* **Objective**
Copy each line of the data below exactly, leaving out pictures.

* **Stored items**
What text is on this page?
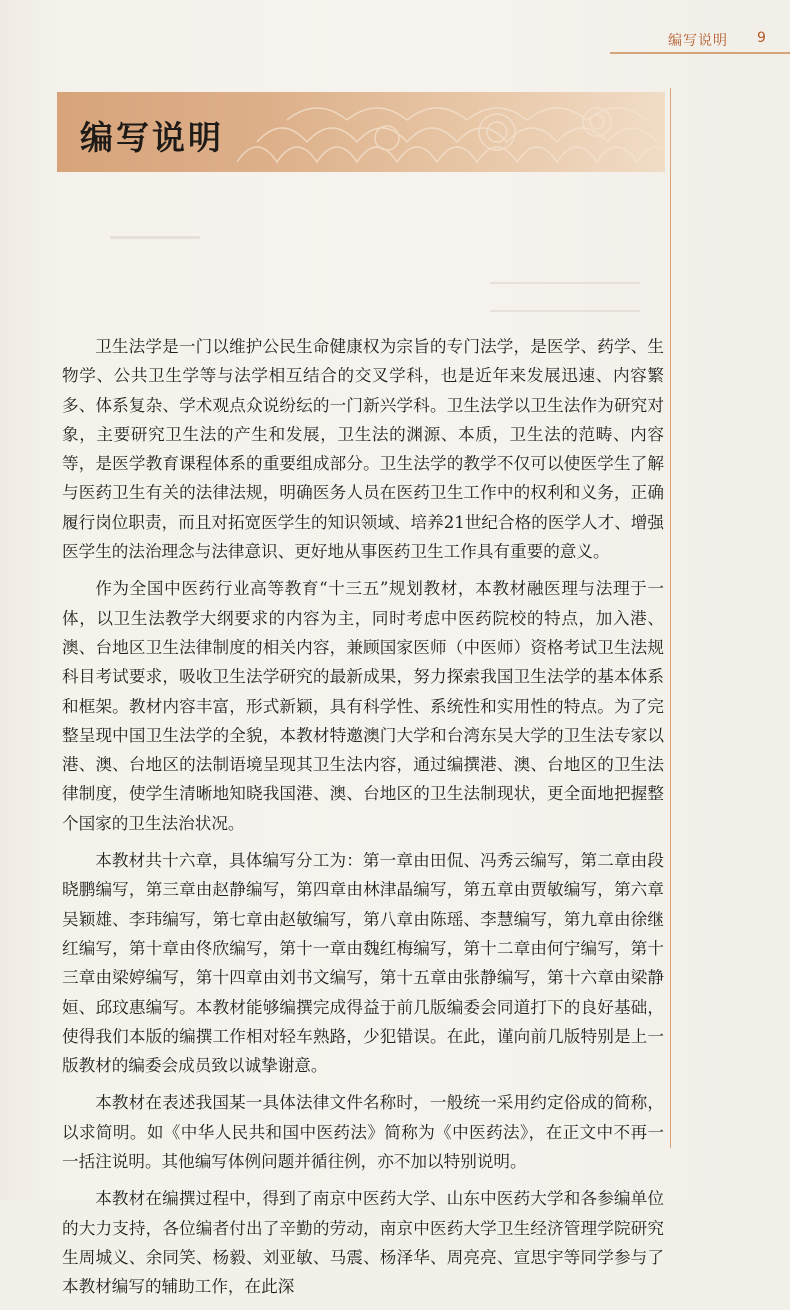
编写说明 9
编写说明

卫生法学是一门以维护公民生命健康权为宗旨的专门法学，是医学、药学、生物学、公共卫生学等与法学相互结合的交叉学科，也是近年来发展迅速、内容繁多、体系复杂、学术观点众说纷纭的一门新兴学科。卫生法学以卫生法作为研究对象，主要研究卫生法的产生和发展，卫生法的渊源、本质，卫生法的范畴、内容等，是医学教育课程体系的重要组成部分。卫生法学的教学不仅可以使医学生了解与医药卫生有关的法律法规，明确医务人员在医药卫生工作中的权利和义务，正确履行岗位职责，而且对拓宽医学生的知识领域、培养21世纪合格的医学人才、增强医学生的法治理念与法律意识、更好地从事医药卫生工作具有重要的意义。

作为全国中医药行业高等教育“十三五”规划教材，本教材融医理与法理于一体，以卫生法教学大纲要求的内容为主，同时考虑中医药院校的特点，加入港、澳、台地区卫生法律制度的相关内容，兼顾国家医师（中医师）资格考试卫生法规科目考试要求，吸收卫生法学研究的最新成果，努力探索我国卫生法学的基本体系和框架。教材内容丰富，形式新颖，具有科学性、系统性和实用性的特点。为了完整呈现中国卫生法学的全貌，本教材特邀澳门大学和台湾东吴大学的卫生法专家以港、澳、台地区的法制语境呈现其卫生法内容，通过编撰港、澳、台地区的卫生法律制度，使学生清晰地知晓我国港、澳、台地区的卫生法制现状，更全面地把握整个国家的卫生法治状况。

本教材共十六章，具体编写分工为：第一章由田侃、冯秀云编写，第二章由段晓鹏编写，第三章由赵静编写，第四章由林津晶编写，第五章由贾敏编写，第六章吴颖雄、李玮编写，第七章由赵敏编写，第八章由陈瑶、李慧编写，第九章由徐继红编写，第十章由佟欣编写，第十一章由魏红梅编写，第十二章由何宁编写，第十三章由梁婷编写，第十四章由刘书文编写，第十五章由张静编写，第十六章由梁静姮、邱玟惠编写。本教材能够编撰完成得益于前几版编委会同道打下的良好基础，使得我们本版的编撰工作相对轻车熟路，少犯错误。在此，谨向前几版特别是上一版教材的编委会成员致以诚挚谢意。

本教材在表述我国某一具体法律文件名称时，一般统一采用约定俗成的简称，以求简明。如《中华人民共和国中医药法》简称为《中医药法》，在正文中不再一一括注说明。其他编写体例问题并循往例，亦不加以特别说明。

本教材在编撰过程中，得到了南京中医药大学、山东中医药大学和各参编单位的大力支持，各位编者付出了辛勤的劳动，南京中医药大学卫生经济管理学院研究生周城义、余同笑、杨毅、刘亚敏、马震、杨泽华、周亮亮、宣思宇等同学参与了本教材编写的辅助工作，在此深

* **Solution to this task**
What text is on this page?
编写说明 9
编写说明

卫生法学是一门以维护公民生命健康权为宗旨的专门法学，是医学、药学、生物学、公共卫生学等与法学相互结合的交叉学科，也是近年来发展迅速、内容繁多、体系复杂、学术观点众说纷纭的一门新兴学科。卫生法学以卫生法作为研究对象，主要研究卫生法的产生和发展，卫生法的渊源、本质，卫生法的范畴、内容等，是医学教育课程体系的重要组成部分。卫生法学的教学不仅可以使医学生了解与医药卫生有关的法律法规，明确医务人员在医药卫生工作中的权利和义务，正确履行岗位职责，而且对拓宽医学生的知识领域、培养21世纪合格的医学人才、增强医学生的法治理念与法律意识、更好地从事医药卫生工作具有重要的意义。

作为全国中医药行业高等教育“十三五”规划教材，本教材融医理与法理于一体，以卫生法教学大纲要求的内容为主，同时考虑中医药院校的特点，加入港、澳、台地区卫生法律制度的相关内容，兼顾国家医师（中医师）资格考试卫生法规科目考试要求，吸收卫生法学研究的最新成果，努力探索我国卫生法学的基本体系和框架。教材内容丰富，形式新颖，具有科学性、系统性和实用性的特点。为了完整呈现中国卫生法学的全貌，本教材特邀澳门大学和台湾东吴大学的卫生法专家以港、澳、台地区的法制语境呈现其卫生法内容，通过编撰港、澳、台地区的卫生法律制度，使学生清晰地知晓我国港、澳、台地区的卫生法制现状，更全面地把握整个国家的卫生法治状况。

本教材共十六章，具体编写分工为：第一章由田侃、冯秀云编写，第二章由段晓鹏编写，第三章由赵静编写，第四章由林津晶编写，第五章由贾敏编写，第六章吴颖雄、李玮编写，第七章由赵敏编写，第八章由陈瑶、李慧编写，第九章由徐继红编写，第十章由佟欣编写，第十一章由魏红梅编写，第十二章由何宁编写，第十三章由梁婷编写，第十四章由刘书文编写，第十五章由张静编写，第十六章由梁静姮、邱玟惠编写。本教材能够编撰完成得益于前几版编委会同道打下的良好基础，使得我们本版的编撰工作相对轻车熟路，少犯错误。在此，谨向前几版特别是上一版教材的编委会成员致以诚挚谢意。

本教材在表述我国某一具体法律文件名称时，一般统一采用约定俗成的简称，以求简明。如《中华人民共和国中医药法》简称为《中医药法》，在正文中不再一一括注说明。其他编写体例问题并循往例，亦不加以特别说明。

本教材在编撰过程中，得到了南京中医药大学、山东中医药大学和各参编单位的大力支持，各位编者付出了辛勤的劳动，南京中医药大学卫生经济管理学院研究生周城义、余同笑、杨毅、刘亚敏、马震、杨泽华、周亮亮、宣思宇等同学参与了本教材编写的辅助工作，在此深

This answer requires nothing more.